**Stated exercise**: Take every line from the listing below that contains "this".

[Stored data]
□ □ □ □ □

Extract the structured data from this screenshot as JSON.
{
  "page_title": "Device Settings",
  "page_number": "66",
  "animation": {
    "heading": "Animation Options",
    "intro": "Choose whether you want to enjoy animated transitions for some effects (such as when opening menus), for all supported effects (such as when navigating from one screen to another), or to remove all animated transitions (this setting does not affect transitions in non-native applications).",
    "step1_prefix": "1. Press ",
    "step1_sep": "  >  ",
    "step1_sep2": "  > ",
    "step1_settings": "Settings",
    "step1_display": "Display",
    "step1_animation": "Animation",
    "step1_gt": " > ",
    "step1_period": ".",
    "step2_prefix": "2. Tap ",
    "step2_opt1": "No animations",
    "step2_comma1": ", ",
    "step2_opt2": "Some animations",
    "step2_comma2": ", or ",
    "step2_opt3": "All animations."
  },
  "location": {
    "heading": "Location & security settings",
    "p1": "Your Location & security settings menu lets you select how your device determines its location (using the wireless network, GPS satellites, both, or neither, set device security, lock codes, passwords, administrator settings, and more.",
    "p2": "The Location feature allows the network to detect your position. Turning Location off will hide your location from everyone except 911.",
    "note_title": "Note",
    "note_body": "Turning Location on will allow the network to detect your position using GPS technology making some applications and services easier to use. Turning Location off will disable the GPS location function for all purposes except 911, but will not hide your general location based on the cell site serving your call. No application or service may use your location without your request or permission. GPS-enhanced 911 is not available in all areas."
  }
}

□ □ □ □ □

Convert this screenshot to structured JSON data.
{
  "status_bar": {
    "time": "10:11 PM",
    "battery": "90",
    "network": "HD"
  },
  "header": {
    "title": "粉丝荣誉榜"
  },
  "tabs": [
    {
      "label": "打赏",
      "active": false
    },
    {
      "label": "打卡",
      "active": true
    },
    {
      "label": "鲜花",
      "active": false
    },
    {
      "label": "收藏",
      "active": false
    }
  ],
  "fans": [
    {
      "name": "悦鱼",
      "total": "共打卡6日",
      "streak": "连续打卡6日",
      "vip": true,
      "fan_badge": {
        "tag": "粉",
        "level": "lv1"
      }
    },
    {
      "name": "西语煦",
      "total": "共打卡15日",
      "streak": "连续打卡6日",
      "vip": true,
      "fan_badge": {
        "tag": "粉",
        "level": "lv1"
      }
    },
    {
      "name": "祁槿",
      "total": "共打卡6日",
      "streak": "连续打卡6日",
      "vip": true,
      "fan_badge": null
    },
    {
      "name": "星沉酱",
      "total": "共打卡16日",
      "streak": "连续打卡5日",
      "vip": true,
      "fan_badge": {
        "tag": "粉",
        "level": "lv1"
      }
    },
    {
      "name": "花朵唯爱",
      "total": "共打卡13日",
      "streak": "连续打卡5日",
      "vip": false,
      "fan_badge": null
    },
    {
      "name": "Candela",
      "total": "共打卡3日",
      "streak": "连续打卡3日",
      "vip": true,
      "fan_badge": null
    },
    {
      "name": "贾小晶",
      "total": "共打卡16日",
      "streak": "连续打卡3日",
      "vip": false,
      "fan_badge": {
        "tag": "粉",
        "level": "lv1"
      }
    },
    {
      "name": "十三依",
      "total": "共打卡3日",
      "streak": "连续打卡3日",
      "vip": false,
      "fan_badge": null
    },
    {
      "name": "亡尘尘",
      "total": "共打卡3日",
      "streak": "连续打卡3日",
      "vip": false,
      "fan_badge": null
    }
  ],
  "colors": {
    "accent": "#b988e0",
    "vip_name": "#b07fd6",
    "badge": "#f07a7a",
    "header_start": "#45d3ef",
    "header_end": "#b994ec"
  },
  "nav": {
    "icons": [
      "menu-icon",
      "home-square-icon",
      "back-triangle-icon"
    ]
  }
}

□ □ □ □ □

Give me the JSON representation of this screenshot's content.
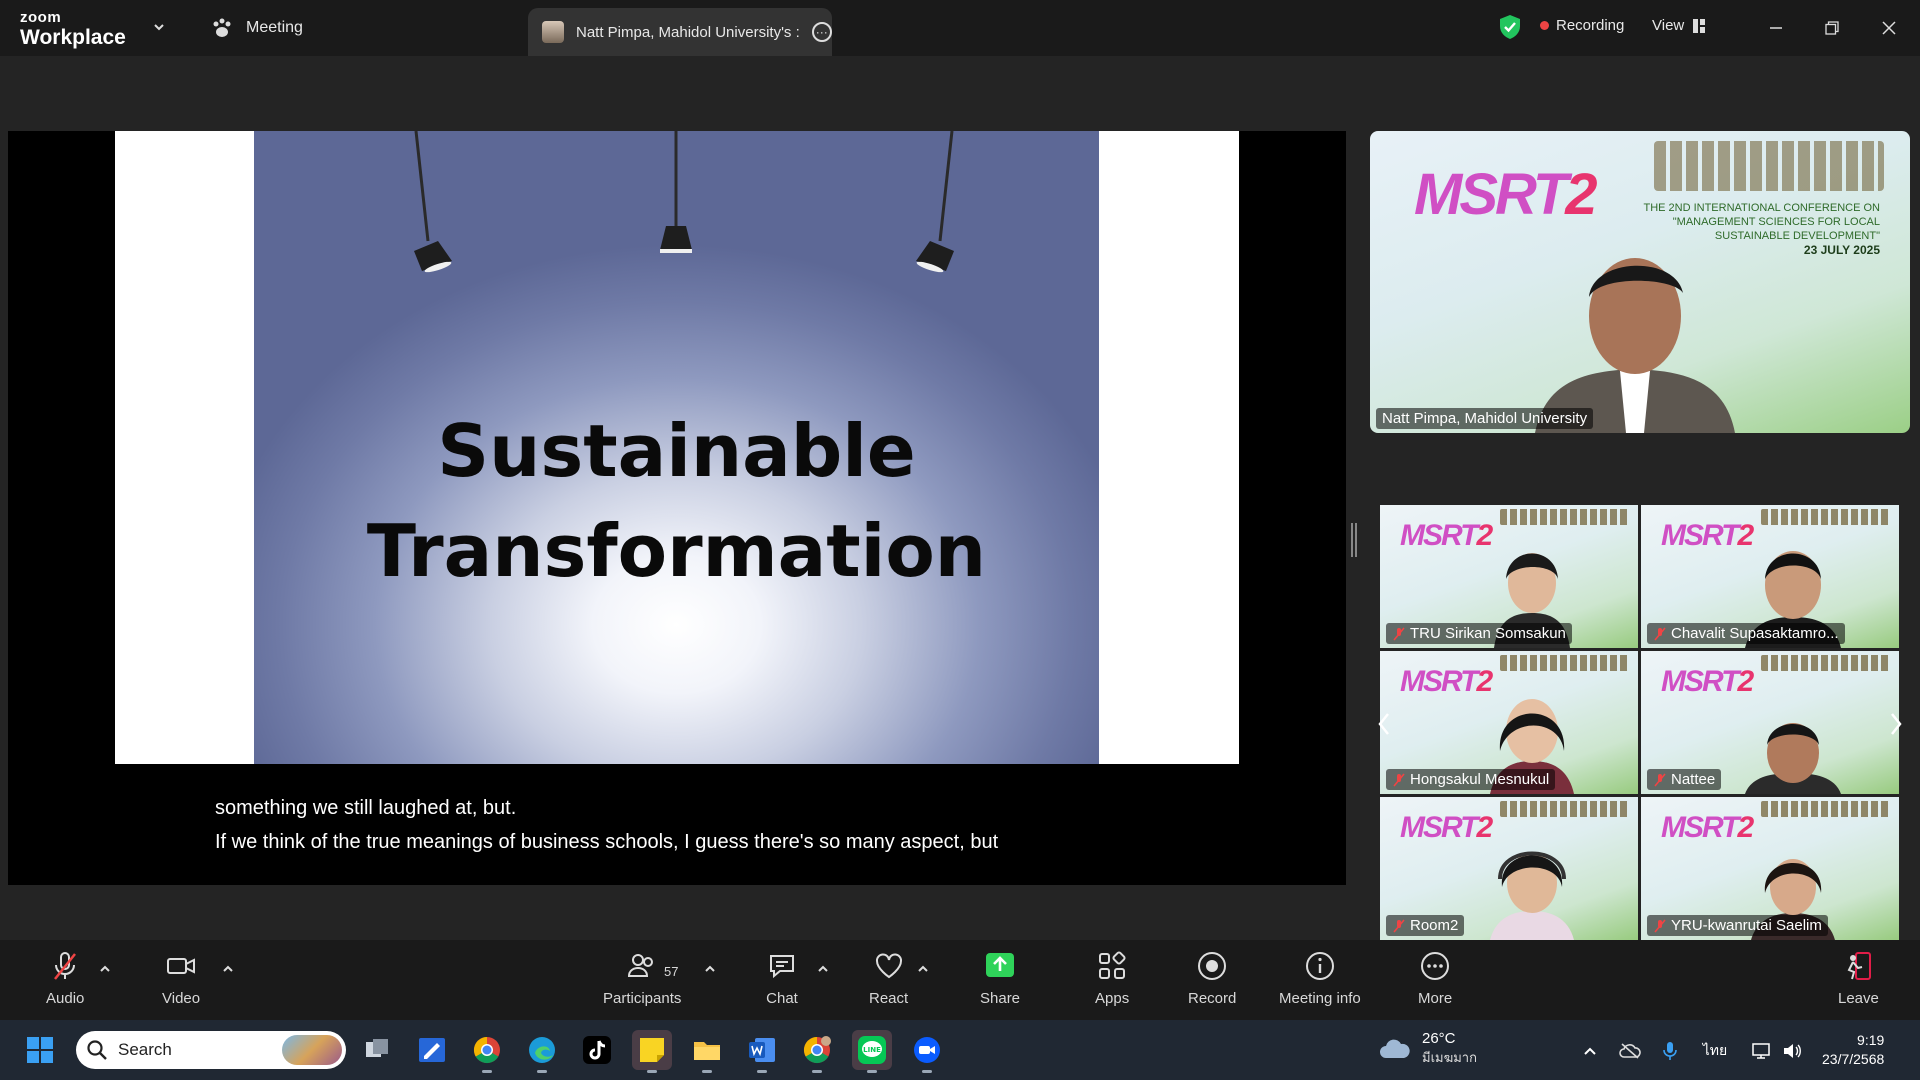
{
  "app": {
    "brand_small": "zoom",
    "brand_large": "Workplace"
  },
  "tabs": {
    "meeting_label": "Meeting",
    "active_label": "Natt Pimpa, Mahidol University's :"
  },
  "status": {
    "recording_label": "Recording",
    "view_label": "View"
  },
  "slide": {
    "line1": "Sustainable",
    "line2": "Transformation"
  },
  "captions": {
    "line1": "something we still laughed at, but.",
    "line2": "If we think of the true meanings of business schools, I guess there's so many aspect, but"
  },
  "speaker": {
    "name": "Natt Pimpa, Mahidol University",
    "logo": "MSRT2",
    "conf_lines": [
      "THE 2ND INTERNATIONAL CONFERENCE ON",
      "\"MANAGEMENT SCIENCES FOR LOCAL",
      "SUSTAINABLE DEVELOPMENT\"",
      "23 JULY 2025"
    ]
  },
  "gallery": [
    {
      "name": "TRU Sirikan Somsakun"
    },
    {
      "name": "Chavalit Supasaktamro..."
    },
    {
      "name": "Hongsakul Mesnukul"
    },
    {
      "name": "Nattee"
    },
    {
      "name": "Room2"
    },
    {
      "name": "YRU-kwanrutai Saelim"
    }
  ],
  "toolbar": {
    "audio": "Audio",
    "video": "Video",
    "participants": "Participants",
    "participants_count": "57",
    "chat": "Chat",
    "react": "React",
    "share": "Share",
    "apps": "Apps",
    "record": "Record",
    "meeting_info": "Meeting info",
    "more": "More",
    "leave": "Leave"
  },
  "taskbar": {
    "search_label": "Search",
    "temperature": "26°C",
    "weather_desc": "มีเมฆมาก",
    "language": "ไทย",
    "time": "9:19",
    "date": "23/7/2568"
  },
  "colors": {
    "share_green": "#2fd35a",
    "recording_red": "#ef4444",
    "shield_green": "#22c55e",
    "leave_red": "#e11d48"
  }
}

□ □ □ □ □

**Solution below**:
Extract the structured data from this screenshot as JSON.
    "intro": "Choose whether you want to enjoy animated transitions for some effects (such as when opening menus), for all supported effects (such as when navigating from one screen to another), or to remove all animated transitions (this setting does not affect transitions in non-native applications).",
Convert this screenshot to structured JSON data.
Give me the JSON representation of this screenshot's content.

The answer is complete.